### Material provided

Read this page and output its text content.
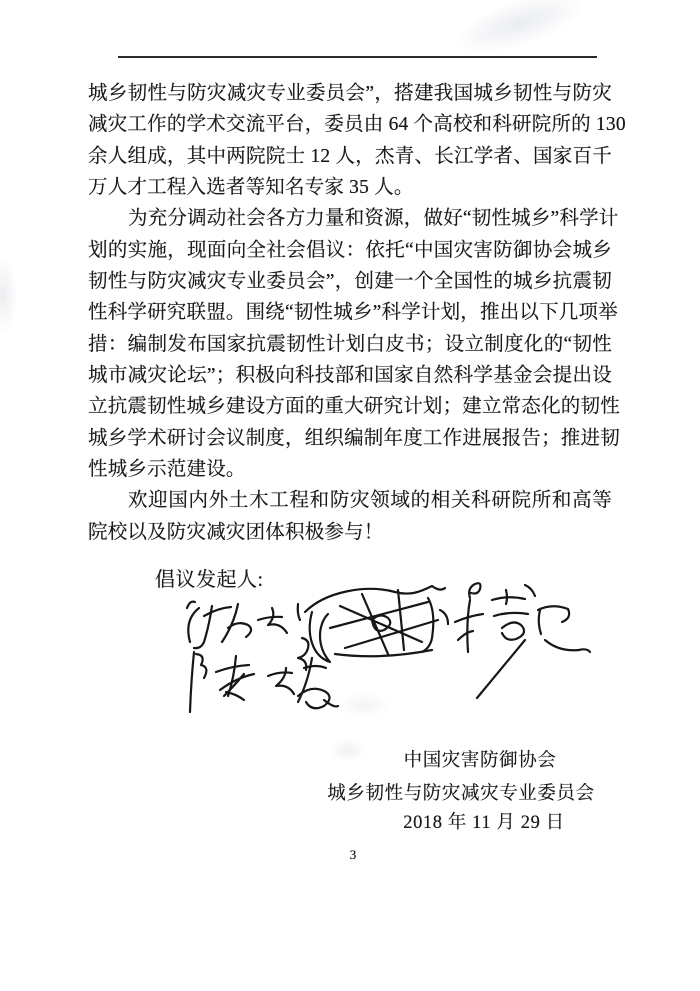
城乡韧性与防灾减灾专业委员会”，搭建我国城乡韧性与防灾
减灾工作的学术交流平台，委员由 64 个高校和科研院所的 130
余人组成，其中两院院士 12 人，杰青、长江学者、国家百千
万人才工程入选者等知名专家 35 人。
为充分调动社会各方力量和资源，做好“韧性城乡”科学计
划的实施，现面向全社会倡议：依托“中国灾害防御协会城乡
韧性与防灾减灾专业委员会”，创建一个全国性的城乡抗震韧
性科学研究联盟。围绕“韧性城乡”科学计划，推出以下几项举
措：编制发布国家抗震韧性计划白皮书；设立制度化的“韧性
城市减灾论坛”；积极向科技部和国家自然科学基金会提出设
立抗震韧性城乡建设方面的重大研究计划；建立常态化的韧性
城乡学术研讨会议制度，组织编制年度工作进展报告；推进韧
性城乡示范建设。
欢迎国内外土木工程和防灾领域的相关科研院所和高等
院校以及防灾减灾团体积极参与！
倡议发起人:
中国灾害防御协会
城乡韧性与防灾减灾专业委员会
2018 年 11 月 29 日
3
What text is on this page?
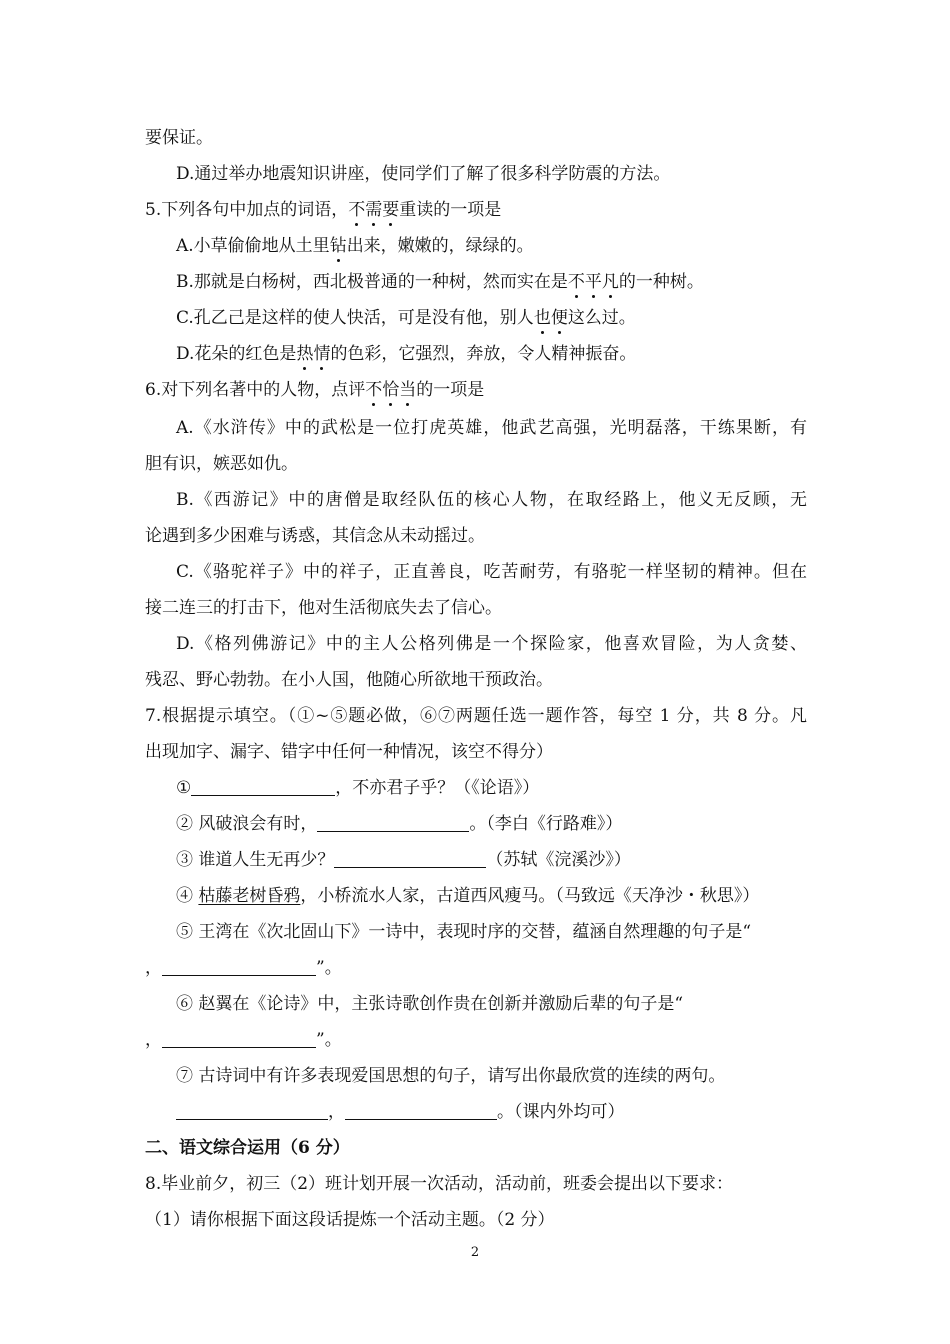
要保证。
D.通过举办地震知识讲座，使同学们了解了很多科学防震的方法。
5.下列各句中加点的词语，不需要重读的一项是
A.小草偷偷地从土里钻出来，嫩嫩的，绿绿的。
B.那就是白杨树，西北极普通的一种树，然而实在是不平凡的一种树。
C.孔乙己是这样的使人快活，可是没有他，别人也便这么过。
D.花朵的红色是热情的色彩，它强烈，奔放，令人精神振奋。
6.对下列名著中的人物，点评不恰当的一项是
A.《水浒传》中的武松是一位打虎英雄，他武艺高强，光明磊落，干练果断，有
胆有识，嫉恶如仇。
B.《西游记》中的唐僧是取经队伍的核心人物，在取经路上，他义无反顾，无
论遇到多少困难与诱惑，其信念从未动摇过。
C.《骆驼祥子》中的祥子，正直善良，吃苦耐劳，有骆驼一样坚韧的精神。但在
接二连三的打击下，他对生活彻底失去了信心。
D.《格列佛游记》中的主人公格列佛是一个探险家，他喜欢冒险，为人贪婪、
残忍、野心勃勃。在小人国，他随心所欲地干预政治。
7.根据提示填空。（①~⑤题必做，⑥⑦两题任选一题作答，每空 1 分，共 8 分。凡
出现加字、漏字、错字中任何一种情况，该空不得分）
①	，不亦君子乎？（《论语》）
② 风破浪会有时，	。（李白《行路难》）
③ 谁道人生无再少？	（苏轼《浣溪沙》）
④ 枯藤老树昏鸦，小桥流水人家，古道西风瘦马。（马致远《天净沙・秋思》）
⑤ 王湾在《次北固山下》一诗中，表现时序的交替，蕴涵自然理趣的句子是“
，	”。
⑥ 赵翼在《论诗》中，主张诗歌创作贵在创新并激励后辈的句子是“
，	”。
⑦ 古诗词中有许多表现爱国思想的句子，请写出你最欣赏的连续的两句。
，	。（课内外均可）
二、语文综合运用（6 分）
8.毕业前夕，初三（2）班计划开展一次活动，活动前，班委会提出以下要求：
（1）请你根据下面这段话提炼一个活动主题。（2 分）
2
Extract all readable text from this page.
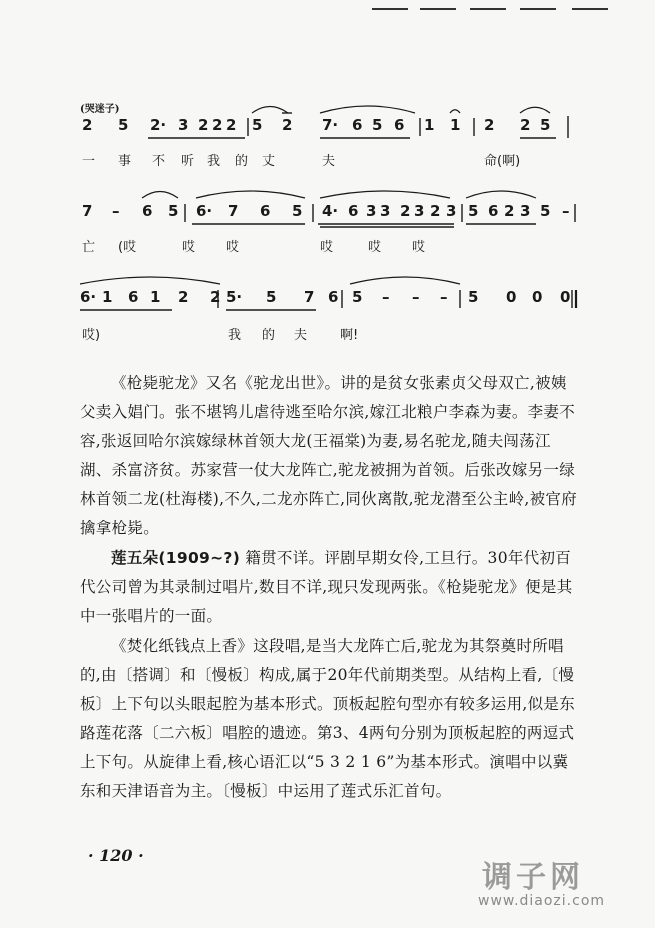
(哭迷子)
2 5 2· 3 2 2 2 5 2 7· 6 5 6 1 1 2 2 5
一 事 不 听 我 的 丈	夫	命(啊)
7 – 6 5 6· 7 6 5 4· 6 3 3 2 3 2 3 5 6 2 3 5 –
亡 (哎	哎 哎	哎	哎 哎
6· 1 6 1 2 2 5· 5 7 6 5 – – – 5 0 0 0
哎)	我 的 夫	啊!
《枪毙驼龙》又名《驼龙出世》。讲的是贫女张素贞父母双亡,被姨父卖入娼门。张不堪鸨儿虐待逃至哈尔滨,嫁江北粮户李森为妻。李妻不容,张返回哈尔滨嫁绿林首领大龙(王福棠)为妻,易名驼龙,随夫闯荡江湖、杀富济贫。苏家营一仗大龙阵亡,驼龙被拥为首领。后张改嫁另一绿林首领二龙(杜海楼),不久,二龙亦阵亡,同伙离散,驼龙潜至公主岭,被官府擒拿枪毙。
莲五朵(1909~?) 籍贯不详。评剧早期女伶,工旦行。30年代初百代公司曾为其录制过唱片,数目不详,现只发现两张。《枪毙驼龙》便是其中一张唱片的一面。
《焚化纸钱点上香》这段唱,是当大龙阵亡后,驼龙为其祭奠时所唱的,由〔搭调〕和〔慢板〕构成,属于20年代前期类型。从结构上看,〔慢板〕上下句以头眼起腔为基本形式。顶板起腔句型亦有较多运用,似是东路莲花落〔二六板〕唱腔的遗迹。第3、4两句分别为顶板起腔的两逗式上下句。从旋律上看,核心语汇以“5 3 2 1 6”为基本形式。演唱中以冀东和天津语音为主。〔慢板〕中运用了莲式乐汇首句。
· 120 ·
调子网
www.diaozi.com
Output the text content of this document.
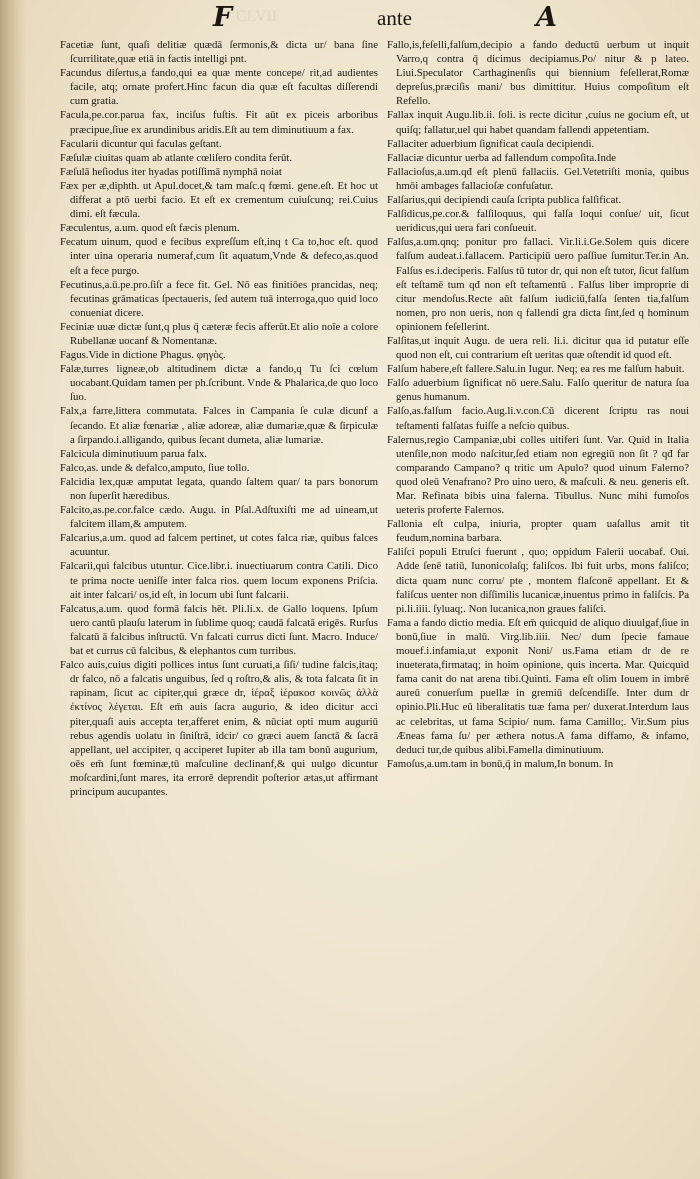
CLVII
F	ante	A

Facetiæ ſunt, quaſi delitiæ quædā ſermonis,& dicta ur/ bana ſine ſcurrilitate,quæ etiā in factis intelligi pnt.

Facundus diſertus,a fando,qui ea quæ mente concepe/ rit,ad audientes facile, atq; ornate profert.Hinc facun dia quæ eſt facultas diſſerendi cum gratia.

Facula,pe.cor.parua fax, inciſus fuſtis. Fit aūt ex piceis arboribus præcipue,ſiue ex arundinibus aridis.Eſt au tem diminutiuum a fax.

Facularii dicuntur qui faculas geſtant.

Fæſulæ ciuitas quam ab atlante cœliſero condita ferūt.

Fæſulā heſiodus iter hyadas potiſſimā nymphā noiat

Fæx per æ,diphth. ut Apul.docet,& tam maſc.q fœmi. gene.eſt. Et hoc ut differat a ptō uerbi facio. Et eſt ex crementum cuiuſcunq; rei.Cuius dimi. eſt fæcula.

Fæculentus, a.um. quod eſt fæcis plenum.

Fecatum uinum, quod e fecibus expreſſum eſt,inq t Ca to,hoc eſt. quod inter uina operaria numeraf,cum ſit aquatum,Vnde & defeco,as.quod eſt a fece purgo.

Fecutinus,a.ū.pe.pro.ſiſr a fece fit. Gel. Nō eas finitiōes prancidas, neq; fecutinas grāmaticas ſpectaueris, ſed autem tuā interroga,quo quid loco conueniat dicere.

Feciniæ uuæ dictæ ſunt,q plus q̄ cæteræ fecis afferūt.Et alio noīe a colore Rubellanæ uocanf & Nomentanæ.

Fagus.Vide in dictione Phagus. φηγὸς.

Falæ,turres ligneæ,ob altitudinem dictæ a fando,q Tu ſci cœlum uocabant.Quidam tamen per ph.ſcribunt. Vnde & Phalarica,de quo loco ſuo.

Falx,a farre,littera commutata. Falces in Campania ſe culæ dicunf a ſecando. Et aliæ fœnariæ , aliæ adoreæ, aliæ dumariæ,quæ & ſirpiculæ a ſirpando.i.alligando, quibus ſecant dumeta, aliæ lumariæ.

Falcicula diminutiuum parua falx.

Falco,as. unde & defalco,amputo, ſiue tollo.

Falcidia lex,quæ amputat legata, quando ſaltem quar/ ta pars bonorum non ſuperſit hæredibus.

Falcito,as.pe.cor.falce cædo. Augu. in Pſal.Adſtuxiſti me ad uineam,ut falcitem illam,& amputem.

Falcarius,a.um. quod ad falcem pertinet, ut cotes falca riæ, quibus falces acuuntur.

Falcarii,qui falcibus utuntur. Cice.libr.i. inuectiuarum contra Catili. Dico te prima nocte ueniſſe inter falca rios. quem locum exponens Priſcia. ait inter falcari/ os,id eſt, in locum ubi ſunt falcarii.

Falcatus,a.um. quod formā falcis hēt. Pli.li.x. de Gallo loquens. Ipſum uero cantū plauſu laterum in ſublime quoq; caudā falcatā erigēs. Rurſus falcatū ā falcibus inſtructū. Vn falcati currus dicti ſunt. Macro. Induce/ bat et currus cū falcibus, & elephantos cum turribus.

Falco auis,cuius digiti pollices intus ſunt curuati,a ſiſi/ tudine falcis,itaq; dr falco, nō a falcatis unguibus, ſed q roſtro,& alis, & tota falcata ſit in rapinam, ſicut ac cipiter,qui græce dr, ἱέραξ ἱέρακοσ κοινῶς ἀλλὰ ἐκτίνος λέγεται. Eſt em̄ auis ſacra augurio, & ideo dicitur acci piter,quaſi auis accepta ter,afferet enim, & nūciat opti mum auguriū rebus agendis uolatu in ſiniſtrā, idcir/ co græci auem ſanctā & ſacrā appellant, uel accipiter, q acciperet Iupiter ab illa tam bonū augurium, oēs em̄ ſunt fœminæ,tū maſculine declinanf,& qui uulgo dicuntur moſcardini,ſunt mares, ita errorē deprendit poſterior ætas,ut affirmant principum aucupantes.

Fallo,is,feſelli,falſum,decipio a fando deductū uerbum ut inquit Varro,q contra q̄ dicimus decipiamus.Po/ nitur & p lateo. Liui.Speculator Carthaginenſis qui biennium feſellerat,Romæ depreſus,præciſis mani/ bus dimittitur. Huius compoſitum eſt Refello.

Fallax inquit Augu.lib.ii. ſoli. is recte dicitur ,cuius ne gocium eſt, ut quiſq; fallatur,uel qui habet quandam fallendi appetentiam.

Fallaciter aduerbium ſignificat cauſa decipiendi.

Fallaciæ dicuntur uerba ad fallendum compoſita.Inde

Fallacioſus,a.um.qđ eſt plenū fallaciis. Gel.Vetetriſti monia, quibus hmōi ambages fallacioſæ confuſatur.

Falſarius,qui decipiendi cauſa ſcripta publica falſificat.

Falſidicus,pe.cor.& falſiloquus, qui falſa loqui conſue/ uit, ſicut ueridicus,qui uera fari conſueuit.

Falſus,a.um.qnq; ponitur pro fallaci. Vir.li.i.Ge.Solem quis dicere falſum audeat.i.fallacem. Participiū uero paſſiue ſumitur.Ter.in An. Falſus es.i.deciperis. Falſus tū tutor dr, qui non eſt tutor, ſicut falſum eſt teſtamē tum qđ non eſt teſtamentū . Falſus liber improprie di citur mendoſus.Recte aūt falſum iudiciū,falſa ſenten tia,falſum nomen, pro non ueris, non q fallendi gra dicta ſint,ſed q hominum opinionem feſellerint.

Falſitas,ut inquit Augu. de uera reli. li.i. dicitur qua id putatur eſſe quod non eſt, cui contrarium eſt ueritas quæ oſtendit id quod eſt.

Falſum habere,eſt fallere.Salu.in Iugur. Neq; ea res me falſum habuit.

Falſo aduerbium ſignificat nō uere.Salu. Falſo queritur de natura ſua genus humanum.

Falſo,as.falſum facio.Aug.li.v.con.Cū dicerent ſcriptu ras noui teſtamenti falſatas fuiſſe a neſcio quibus.

Falernus,regio Campaniæ,ubi colles uitiferi ſunt. Var. Quid in Italia utenſile,non modo naſcitur,ſed etiam non egregiū non ſit ? qđ far comparando Campano? q tritic um Apulo? quod uinum Falerno? quod oleū Venafrano? Pro uino uero, & maſculi. & neu. generis eſt. Mar. Refinata bibis uina falerna. Tibullus. Nunc mihi fumoſos ueteris proferte Falernos.

Fallonia eſt culpa, iniuria, propter quam uaſallus amit tit feudum,nomina barbara.

Faliſci populi Etruſci fuerunt , quo; oppidum Falerii uocabaf. Oui. Adde ſenē tatiū, Iunonicolaſq; faliſcos. Ibi fuit urbs, mons faliſco; dicta quam nunc corru/ pte , montem flaſconē appellant. Et & faliſcus uenter non diſſimilis lucanicæ,inuentus primo in faliſcis. Pa pi.li.iiii. ſyluaq;. Non lucanica,non graues faliſci.

Fama a fando dictio media. Eſt em̄ quicquid de aliquo diuulgaf,ſiue in bonū,ſiue in malū. Virg.lib.iiii. Nec/ dum ſpecie famaue mouef.i.infamia,ut exponit Noni/ us.Fama etiam dr de re inueterata,firmataq; in hoim opinione, quis incerta. Mar. Quicquid fama canit do nat arena tibi.Quinti. Fama eſt olim Iouem in imbrē aureū conuerſum puellæ in gremiū deſcendiſſe. Inter dum dr opinio.Pli.Huc eū liberalitatis tuæ fama per/ duxerat.Interdum laus ac celebritas, ut fama Scipio/ num. fama Camillo;. Vir.Sum pius Æneas fama ſu/ per æthera notus.A fama diffamo, & infamo, deduci tur,de quibus alibi.Famella diminutiuum.

Famoſus,a.um.tam in bonū,q̄ in malum,In bonum. In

### What is needed
How many lines of the listing above include the word "loco"? State the number and nothing else.

### The reply
2